## ROWS
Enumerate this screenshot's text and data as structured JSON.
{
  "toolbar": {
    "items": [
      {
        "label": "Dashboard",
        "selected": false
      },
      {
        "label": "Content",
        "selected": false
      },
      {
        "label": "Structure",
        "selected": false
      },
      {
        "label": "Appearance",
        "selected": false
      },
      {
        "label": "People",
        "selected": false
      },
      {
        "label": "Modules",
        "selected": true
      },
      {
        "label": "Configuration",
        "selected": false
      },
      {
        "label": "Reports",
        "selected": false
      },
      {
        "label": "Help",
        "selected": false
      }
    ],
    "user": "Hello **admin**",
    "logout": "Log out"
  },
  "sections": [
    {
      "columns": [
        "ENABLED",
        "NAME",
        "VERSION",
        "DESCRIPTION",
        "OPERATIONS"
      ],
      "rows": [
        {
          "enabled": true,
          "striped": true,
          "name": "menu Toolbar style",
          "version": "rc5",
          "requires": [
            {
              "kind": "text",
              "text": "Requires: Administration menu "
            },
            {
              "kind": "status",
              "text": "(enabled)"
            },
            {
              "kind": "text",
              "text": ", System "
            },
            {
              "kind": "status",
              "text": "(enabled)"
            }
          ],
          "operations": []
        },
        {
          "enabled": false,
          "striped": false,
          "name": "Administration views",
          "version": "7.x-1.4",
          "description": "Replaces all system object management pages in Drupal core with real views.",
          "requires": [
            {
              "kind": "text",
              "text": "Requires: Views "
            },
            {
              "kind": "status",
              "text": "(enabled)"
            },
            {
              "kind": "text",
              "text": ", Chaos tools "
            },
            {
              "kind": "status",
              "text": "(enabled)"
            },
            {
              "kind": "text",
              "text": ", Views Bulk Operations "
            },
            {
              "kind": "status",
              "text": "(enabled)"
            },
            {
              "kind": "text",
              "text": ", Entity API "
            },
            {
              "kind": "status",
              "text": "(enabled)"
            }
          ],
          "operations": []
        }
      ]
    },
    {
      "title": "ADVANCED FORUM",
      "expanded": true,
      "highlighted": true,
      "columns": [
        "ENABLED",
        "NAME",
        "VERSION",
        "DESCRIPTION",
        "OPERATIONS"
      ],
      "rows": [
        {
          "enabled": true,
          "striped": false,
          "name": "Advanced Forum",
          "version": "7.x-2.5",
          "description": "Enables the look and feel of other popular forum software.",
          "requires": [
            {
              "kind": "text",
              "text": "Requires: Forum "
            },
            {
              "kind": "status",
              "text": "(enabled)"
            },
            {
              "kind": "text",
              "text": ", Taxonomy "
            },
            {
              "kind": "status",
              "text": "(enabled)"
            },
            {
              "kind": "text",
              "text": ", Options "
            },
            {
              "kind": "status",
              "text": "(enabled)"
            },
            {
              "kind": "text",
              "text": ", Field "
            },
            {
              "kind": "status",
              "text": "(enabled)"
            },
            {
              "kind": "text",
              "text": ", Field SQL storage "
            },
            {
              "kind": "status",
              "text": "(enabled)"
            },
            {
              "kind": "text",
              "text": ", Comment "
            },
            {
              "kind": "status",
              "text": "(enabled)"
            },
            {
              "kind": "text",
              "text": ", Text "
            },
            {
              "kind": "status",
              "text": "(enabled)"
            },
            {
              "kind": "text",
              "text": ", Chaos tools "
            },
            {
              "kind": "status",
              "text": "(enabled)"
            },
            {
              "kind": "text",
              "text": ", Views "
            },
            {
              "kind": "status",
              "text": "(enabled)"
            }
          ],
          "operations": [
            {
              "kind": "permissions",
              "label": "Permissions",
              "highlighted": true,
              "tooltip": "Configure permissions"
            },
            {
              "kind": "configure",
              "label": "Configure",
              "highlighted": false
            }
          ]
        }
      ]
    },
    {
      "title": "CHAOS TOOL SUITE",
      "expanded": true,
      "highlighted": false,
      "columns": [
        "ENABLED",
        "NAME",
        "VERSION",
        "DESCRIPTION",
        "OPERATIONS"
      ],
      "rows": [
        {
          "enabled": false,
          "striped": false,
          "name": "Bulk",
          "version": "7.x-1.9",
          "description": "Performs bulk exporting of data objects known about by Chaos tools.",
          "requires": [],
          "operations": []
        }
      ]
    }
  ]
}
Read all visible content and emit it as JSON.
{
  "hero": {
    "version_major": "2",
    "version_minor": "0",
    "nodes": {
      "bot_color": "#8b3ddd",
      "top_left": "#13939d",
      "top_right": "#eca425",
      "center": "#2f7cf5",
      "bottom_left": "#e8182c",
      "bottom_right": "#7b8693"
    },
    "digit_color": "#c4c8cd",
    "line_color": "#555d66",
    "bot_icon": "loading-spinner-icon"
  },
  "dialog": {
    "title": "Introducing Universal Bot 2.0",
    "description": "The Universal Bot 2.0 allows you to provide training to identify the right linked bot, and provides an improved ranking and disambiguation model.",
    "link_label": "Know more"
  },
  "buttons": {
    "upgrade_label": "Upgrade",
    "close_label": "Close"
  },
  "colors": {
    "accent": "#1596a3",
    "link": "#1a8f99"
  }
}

## EXERCISE
Output an exact copy of each record.

## TASK OUTPUT
Enumerate this screenshot's text and data as structured JSON.
{
  "toolbar": {
    "items": [
      {
        "label": "Dashboard",
        "selected": false
      },
      {
        "label": "Content",
        "selected": false
      },
      {
        "label": "Structure",
        "selected": false
      },
      {
        "label": "Appearance",
        "selected": false
      },
      {
        "label": "People",
        "selected": false
      },
      {
        "label": "Modules",
        "selected": true
      },
      {
        "label": "Configuration",
        "selected": false
      },
      {
        "label": "Reports",
        "selected": false
      },
      {
        "label": "Help",
        "selected": false
      }
    ],
    "user": "Hello **admin**",
    "logout": "Log out"
  },
  "sections": [
    {
      "columns": [
        "ENABLED",
        "NAME",
        "VERSION",
        "DESCRIPTION",
        "OPERATIONS"
      ],
      "rows": [
        {
          "enabled": true,
          "striped": true,
          "name": "menu Toolbar style",
          "version": "rc5",
          "requires": [
            {
              "kind": "text",
              "text": "Requires: Administration menu "
            },
            {
              "kind": "status",
              "text": "(enabled)"
            },
            {
              "kind": "text",
              "text": ", System "
            },
            {
              "kind": "status",
              "text": "(enabled)"
            }
          ],
          "operations": []
        },
        {
          "enabled": false,
          "striped": false,
          "name": "Administration views",
          "version": "7.x-1.4",
          "description": "Replaces all system object management pages in Drupal core with real views.",
          "requires": [
            {
              "kind": "text",
              "text": "Requires: Views "
            },
            {
              "kind": "status",
              "text": "(enabled)"
            },
            {
              "kind": "text",
              "text": ", Chaos tools "
            },
            {
              "kind": "status",
              "text": "(enabled)"
            },
            {
              "kind": "text",
              "text": ", Views Bulk Operations "
            },
            {
              "kind": "status",
              "text": "(enabled)"
            },
            {
              "kind": "text",
              "text": ", Entity API "
            },
            {
              "kind": "status",
              "text": "(enabled)"
            }
          ],
          "operations": []
        }
      ]
    },
    {
      "title": "ADVANCED FORUM",
      "expanded": true,
      "highlighted": true,
      "columns": [
        "ENABLED",
        "NAME",
        "VERSION",
        "DESCRIPTION",
        "OPERATIONS"
      ],
      "rows": [
        {
          "enabled": true,
          "striped": false,
          "name": "Advanced Forum",
          "version": "7.x-2.5",
          "description": "Enables the look and feel of other popular forum software.",
          "requires": [
            {
              "kind": "text",
              "text": "Requires: Forum "
            },
            {
              "kind": "status",
              "text": "(enabled)"
            },
            {
              "kind": "text",
              "text": ", Taxonomy "
            },
            {
              "kind": "status",
              "text": "(enabled)"
            },
            {
              "kind": "text",
              "text": ", Options "
            },
            {
              "kind": "status",
              "text": "(enabled)"
            },
            {
              "kind": "text",
              "text": ", Field "
            },
            {
              "kind": "status",
              "text": "(enabled)"
            },
            {
              "kind": "text",
              "text": ", Field SQL storage "
            },
            {
              "kind": "status",
              "text": "(enabled)"
            },
            {
              "kind": "text",
              "text": ", Comment "
            },
            {
              "kind": "status",
              "text": "(enabled)"
            },
            {
              "kind": "text",
              "text": ", Text "
            },
            {
              "kind": "status",
              "text": "(enabled)"
            },
            {
              "kind": "text",
              "text": ", Chaos tools "
            },
            {
              "kind": "status",
              "text": "(enabled)"
            },
            {
              "kind": "text",
              "text": ", Views "
            },
            {
              "kind": "status",
              "text": "(enabled)"
            }
          ],
          "operations": [
            {
              "kind": "permissions",
              "label": "Permissions",
              "highlighted": true,
              "tooltip": "Configure permissions"
            },
            {
              "kind": "configure",
              "label": "Configure",
              "highlighted": false
            }
          ]
        }
      ]
    },
    {
      "title": "CHAOS TOOL SUITE",
      "expanded": true,
      "highlighted": false,
      "columns": [
        "ENABLED",
        "NAME",
        "VERSION",
        "DESCRIPTION",
        "OPERATIONS"
      ],
      "rows": [
        {
          "enabled": false,
          "striped": false,
          "name": "Bulk",
          "version": "7.x-1.9",
          "description": "Performs bulk exporting of data objects known about by Chaos tools.",
          "requires": [],
          "operations": []
        }
      ]
    }
  ]
}
Read all visible content and emit it as JSON.
{
  "hero": {
    "version_major": "2",
    "version_minor": "0",
    "nodes": {
      "bot_color": "#8b3ddd",
      "top_left": "#13939d",
      "top_right": "#eca425",
      "center": "#2f7cf5",
      "bottom_left": "#e8182c",
      "bottom_right": "#7b8693"
    },
    "digit_color": "#c4c8cd",
    "line_color": "#555d66",
    "bot_icon": "loading-spinner-icon"
  },
  "dialog": {
    "title": "Introducing Universal Bot 2.0",
    "description": "The Universal Bot 2.0 allows you to provide training to identify the right linked bot, and provides an improved ranking and disambiguation model.",
    "link_label": "Know more"
  },
  "buttons": {
    "upgrade_label": "Upgrade",
    "close_label": "Close"
  },
  "colors": {
    "accent": "#1596a3",
    "link": "#1a8f99"
  }
}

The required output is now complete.